──────── Supplied material

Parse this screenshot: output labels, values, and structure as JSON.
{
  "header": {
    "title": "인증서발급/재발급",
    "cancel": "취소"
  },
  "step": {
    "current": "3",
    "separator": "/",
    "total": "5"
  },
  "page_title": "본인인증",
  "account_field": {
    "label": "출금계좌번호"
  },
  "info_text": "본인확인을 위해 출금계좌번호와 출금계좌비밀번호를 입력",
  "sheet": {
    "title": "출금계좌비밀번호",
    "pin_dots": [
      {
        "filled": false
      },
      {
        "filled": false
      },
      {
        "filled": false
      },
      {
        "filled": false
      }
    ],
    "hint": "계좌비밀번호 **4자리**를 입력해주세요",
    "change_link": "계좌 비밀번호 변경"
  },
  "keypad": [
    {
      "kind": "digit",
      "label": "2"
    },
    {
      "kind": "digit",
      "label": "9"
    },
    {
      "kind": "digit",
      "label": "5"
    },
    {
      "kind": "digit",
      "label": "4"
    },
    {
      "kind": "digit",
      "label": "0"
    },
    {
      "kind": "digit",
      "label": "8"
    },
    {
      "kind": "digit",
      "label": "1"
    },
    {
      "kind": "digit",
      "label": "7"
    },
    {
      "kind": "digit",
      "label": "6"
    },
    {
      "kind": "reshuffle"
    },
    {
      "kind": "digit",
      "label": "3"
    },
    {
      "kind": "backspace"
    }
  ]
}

────────────────

Reproduce the listing above word for word.

§ Solution for this problem:
Parse this screenshot: output labels, values, and structure as JSON.
{
  "header": {
    "title": "인증서발급/재발급",
    "cancel": "취소"
  },
  "step": {
    "current": "3",
    "separator": "/",
    "total": "5"
  },
  "page_title": "본인인증",
  "account_field": {
    "label": "출금계좌번호"
  },
  "info_text": "본인확인을 위해 출금계좌번호와 출금계좌비밀번호를 입력",
  "sheet": {
    "title": "출금계좌비밀번호",
    "pin_dots": [
      {
        "filled": false
      },
      {
        "filled": false
      },
      {
        "filled": false
      },
      {
        "filled": false
      }
    ],
    "hint": "계좌비밀번호 **4자리**를 입력해주세요",
    "change_link": "계좌 비밀번호 변경"
  },
  "keypad": [
    {
      "kind": "digit",
      "label": "2"
    },
    {
      "kind": "digit",
      "label": "9"
    },
    {
      "kind": "digit",
      "label": "5"
    },
    {
      "kind": "digit",
      "label": "4"
    },
    {
      "kind": "digit",
      "label": "0"
    },
    {
      "kind": "digit",
      "label": "8"
    },
    {
      "kind": "digit",
      "label": "1"
    },
    {
      "kind": "digit",
      "label": "7"
    },
    {
      "kind": "digit",
      "label": "6"
    },
    {
      "kind": "reshuffle"
    },
    {
      "kind": "digit",
      "label": "3"
    },
    {
      "kind": "backspace"
    }
  ]
}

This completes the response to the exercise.